* start *

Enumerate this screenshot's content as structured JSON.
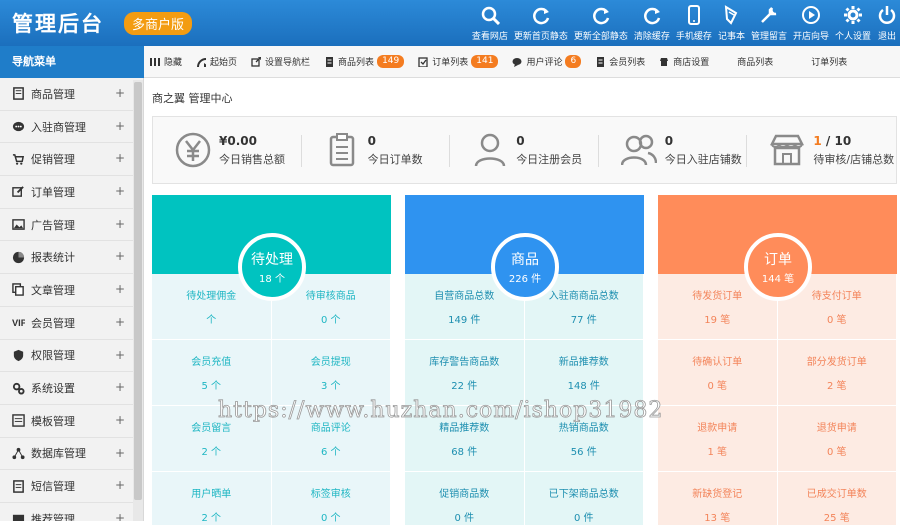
{
  "header": {
    "logo": "管理后台",
    "edition": "多商户版",
    "tools": [
      {
        "label": "查看网店",
        "icon": "search-icon"
      },
      {
        "label": "更新首页静态",
        "icon": "refresh-icon"
      },
      {
        "label": "更新全部静态",
        "icon": "refresh-icon"
      },
      {
        "label": "清除缓存",
        "icon": "refresh-icon"
      },
      {
        "label": "手机缓存",
        "icon": "mobile-icon"
      },
      {
        "label": "记事本",
        "icon": "notebook-icon"
      },
      {
        "label": "管理留言",
        "icon": "wrench-icon"
      },
      {
        "label": "开店向导",
        "icon": "play-icon"
      },
      {
        "label": "个人设置",
        "icon": "gear-icon"
      },
      {
        "label": "退出",
        "icon": "power-icon"
      }
    ]
  },
  "sidebar": {
    "title": "导航菜单",
    "items": [
      {
        "label": "商品管理",
        "icon": "book-icon"
      },
      {
        "label": "入驻商管理",
        "icon": "chat-icon"
      },
      {
        "label": "促销管理",
        "icon": "cart-icon"
      },
      {
        "label": "订单管理",
        "icon": "edit-icon"
      },
      {
        "label": "广告管理",
        "icon": "image-icon"
      },
      {
        "label": "报表统计",
        "icon": "pie-icon"
      },
      {
        "label": "文章管理",
        "icon": "copy-icon"
      },
      {
        "label": "会员管理",
        "icon": "vip-icon"
      },
      {
        "label": "权限管理",
        "icon": "shield-icon"
      },
      {
        "label": "系统设置",
        "icon": "gears-icon"
      },
      {
        "label": "模板管理",
        "icon": "template-icon"
      },
      {
        "label": "数据库管理",
        "icon": "share-icon"
      },
      {
        "label": "短信管理",
        "icon": "sms-icon"
      },
      {
        "label": "推荐管理",
        "icon": "recommend-icon"
      }
    ],
    "expand_symbol": "+"
  },
  "tabbar": {
    "tabs": [
      {
        "label": "隐藏",
        "icon": "hide-icon",
        "badge": ""
      },
      {
        "label": "起始页",
        "icon": "play-icon",
        "badge": ""
      },
      {
        "label": "设置导航栏",
        "icon": "export-icon",
        "badge": ""
      },
      {
        "label": "商品列表",
        "icon": "doc-icon",
        "badge": "149"
      },
      {
        "label": "订单列表",
        "icon": "order-icon",
        "badge": "141"
      },
      {
        "label": "用户评论",
        "icon": "comment-icon",
        "badge": "6"
      },
      {
        "label": "会员列表",
        "icon": "doc-icon",
        "badge": ""
      },
      {
        "label": "商店设置",
        "icon": "store-icon",
        "badge": ""
      },
      {
        "label": "商品列表",
        "icon": "",
        "badge": ""
      },
      {
        "label": "订单列表",
        "icon": "",
        "badge": ""
      }
    ]
  },
  "breadcrumb": "商之翼 管理中心",
  "stats": [
    {
      "value": "¥0.00",
      "label": "今日销售总额",
      "icon": "yen-icon"
    },
    {
      "value": "0",
      "label": "今日订单数",
      "icon": "clipboard-icon"
    },
    {
      "value": "0",
      "label": "今日注册会员",
      "icon": "user-icon"
    },
    {
      "value": "0",
      "label": "今日入驻店铺数",
      "icon": "users-icon"
    },
    {
      "value_hi": "1",
      "value_rest": " / 10",
      "label": "待审核/店铺总数",
      "icon": "shop-icon"
    }
  ],
  "cards": [
    {
      "title": "待处理",
      "count": "18 个",
      "color": "#00c3c0",
      "light": "#e9f6f9",
      "text": "#1eb6c3",
      "cells": [
        {
          "t": "待处理佣金",
          "v": "个"
        },
        {
          "t": "待审核商品",
          "v": "0 个"
        },
        {
          "t": "会员充值",
          "v": "5 个"
        },
        {
          "t": "会员提现",
          "v": "3 个"
        },
        {
          "t": "会员留言",
          "v": "2 个"
        },
        {
          "t": "商品评论",
          "v": "6 个"
        },
        {
          "t": "用户晒单",
          "v": "2 个"
        },
        {
          "t": "标签审核",
          "v": "0 个"
        }
      ]
    },
    {
      "title": "商品",
      "count": "226 件",
      "color": "#2f93f0",
      "light": "#e3f6f6",
      "text": "#1e8fb0",
      "cells": [
        {
          "t": "自营商品总数",
          "v": "149 件"
        },
        {
          "t": "入驻商商品总数",
          "v": "77 件"
        },
        {
          "t": "库存警告商品数",
          "v": "22 件"
        },
        {
          "t": "新品推荐数",
          "v": "148 件"
        },
        {
          "t": "精品推荐数",
          "v": "68 件"
        },
        {
          "t": "热销商品数",
          "v": "56 件"
        },
        {
          "t": "促销商品数",
          "v": "0 件"
        },
        {
          "t": "已下架商品总数",
          "v": "0 件"
        }
      ]
    },
    {
      "title": "订单",
      "count": "144 笔",
      "color": "#ff8c5a",
      "light": "#fdebe3",
      "text": "#f3845a",
      "cells": [
        {
          "t": "待发货订单",
          "v": "19 笔"
        },
        {
          "t": "待支付订单",
          "v": "0 笔"
        },
        {
          "t": "待确认订单",
          "v": "0 笔"
        },
        {
          "t": "部分发货订单",
          "v": "2 笔"
        },
        {
          "t": "退款申请",
          "v": "1 笔"
        },
        {
          "t": "退货申请",
          "v": "0 笔"
        },
        {
          "t": "新缺货登记",
          "v": "13 笔"
        },
        {
          "t": "已成交订单数",
          "v": "25 笔"
        }
      ]
    }
  ],
  "watermark": "https://www.huzhan.com/ishop31982"
}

* end *

GIVEN TASK:
Which lines of the data include "text"? Copy each of them.

FINISHED TASK:
      "text": "#1eb6c3",
      "text": "#1e8fb0",
      "text": "#f3845a",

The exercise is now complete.